Every line of the data that contains the string "first" must be copied.

Input –
□ □ □ □ □ □ □
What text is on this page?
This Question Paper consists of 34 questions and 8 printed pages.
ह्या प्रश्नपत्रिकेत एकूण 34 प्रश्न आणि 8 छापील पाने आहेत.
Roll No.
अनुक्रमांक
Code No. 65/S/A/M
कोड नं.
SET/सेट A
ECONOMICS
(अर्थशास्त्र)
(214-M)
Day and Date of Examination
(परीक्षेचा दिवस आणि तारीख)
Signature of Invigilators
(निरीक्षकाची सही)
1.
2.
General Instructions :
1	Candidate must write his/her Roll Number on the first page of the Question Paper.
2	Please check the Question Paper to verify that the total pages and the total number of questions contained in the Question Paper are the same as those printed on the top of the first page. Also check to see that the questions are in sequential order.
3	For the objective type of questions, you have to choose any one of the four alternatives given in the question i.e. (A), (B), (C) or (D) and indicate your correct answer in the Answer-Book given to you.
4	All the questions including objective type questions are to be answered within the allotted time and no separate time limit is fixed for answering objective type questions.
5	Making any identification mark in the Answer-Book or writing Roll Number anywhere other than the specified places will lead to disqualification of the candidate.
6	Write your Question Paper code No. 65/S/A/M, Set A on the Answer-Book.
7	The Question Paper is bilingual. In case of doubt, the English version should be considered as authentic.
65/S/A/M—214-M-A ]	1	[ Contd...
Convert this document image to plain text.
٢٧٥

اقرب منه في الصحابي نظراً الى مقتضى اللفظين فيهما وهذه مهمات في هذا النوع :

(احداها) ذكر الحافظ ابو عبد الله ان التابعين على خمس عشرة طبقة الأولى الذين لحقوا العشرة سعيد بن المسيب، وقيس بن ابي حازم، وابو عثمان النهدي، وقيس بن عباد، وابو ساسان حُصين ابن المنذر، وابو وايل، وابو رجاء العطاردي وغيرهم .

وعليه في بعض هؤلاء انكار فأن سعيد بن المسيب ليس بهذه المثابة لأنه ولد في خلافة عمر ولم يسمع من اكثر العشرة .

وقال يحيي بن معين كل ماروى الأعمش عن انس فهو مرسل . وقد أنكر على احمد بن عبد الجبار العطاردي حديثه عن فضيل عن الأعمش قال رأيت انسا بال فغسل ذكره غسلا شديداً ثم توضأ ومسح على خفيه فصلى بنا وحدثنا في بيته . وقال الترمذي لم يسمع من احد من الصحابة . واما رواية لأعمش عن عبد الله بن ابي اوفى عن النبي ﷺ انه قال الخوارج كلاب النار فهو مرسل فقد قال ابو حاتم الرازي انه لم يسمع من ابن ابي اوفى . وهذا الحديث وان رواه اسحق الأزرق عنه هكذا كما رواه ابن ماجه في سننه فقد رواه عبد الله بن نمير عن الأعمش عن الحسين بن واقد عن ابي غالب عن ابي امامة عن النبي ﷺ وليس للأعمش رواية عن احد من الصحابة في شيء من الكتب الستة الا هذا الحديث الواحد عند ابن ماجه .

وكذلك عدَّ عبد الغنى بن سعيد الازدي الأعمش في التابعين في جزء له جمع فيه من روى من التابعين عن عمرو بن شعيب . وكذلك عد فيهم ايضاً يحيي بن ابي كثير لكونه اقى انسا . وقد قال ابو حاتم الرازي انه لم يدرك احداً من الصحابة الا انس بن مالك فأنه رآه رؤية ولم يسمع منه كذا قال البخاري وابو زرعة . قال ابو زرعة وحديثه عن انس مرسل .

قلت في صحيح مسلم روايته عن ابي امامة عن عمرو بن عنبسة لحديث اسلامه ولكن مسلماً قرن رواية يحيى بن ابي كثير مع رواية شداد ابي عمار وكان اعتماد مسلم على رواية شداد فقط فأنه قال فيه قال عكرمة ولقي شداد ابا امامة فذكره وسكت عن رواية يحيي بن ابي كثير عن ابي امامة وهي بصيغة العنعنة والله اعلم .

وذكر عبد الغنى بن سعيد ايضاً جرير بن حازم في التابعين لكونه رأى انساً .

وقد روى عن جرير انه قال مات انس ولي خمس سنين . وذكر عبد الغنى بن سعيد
□ □ □ □ □ □ □
Exercise response –
1	Candidate must write his/her Roll Number on the first page of the Question Paper.
2	Please check the Question Paper to verify that the total pages and the total number of questions contained in the Question Paper are the same as those printed on the top of the first page. Also check to see that the questions are in sequential order.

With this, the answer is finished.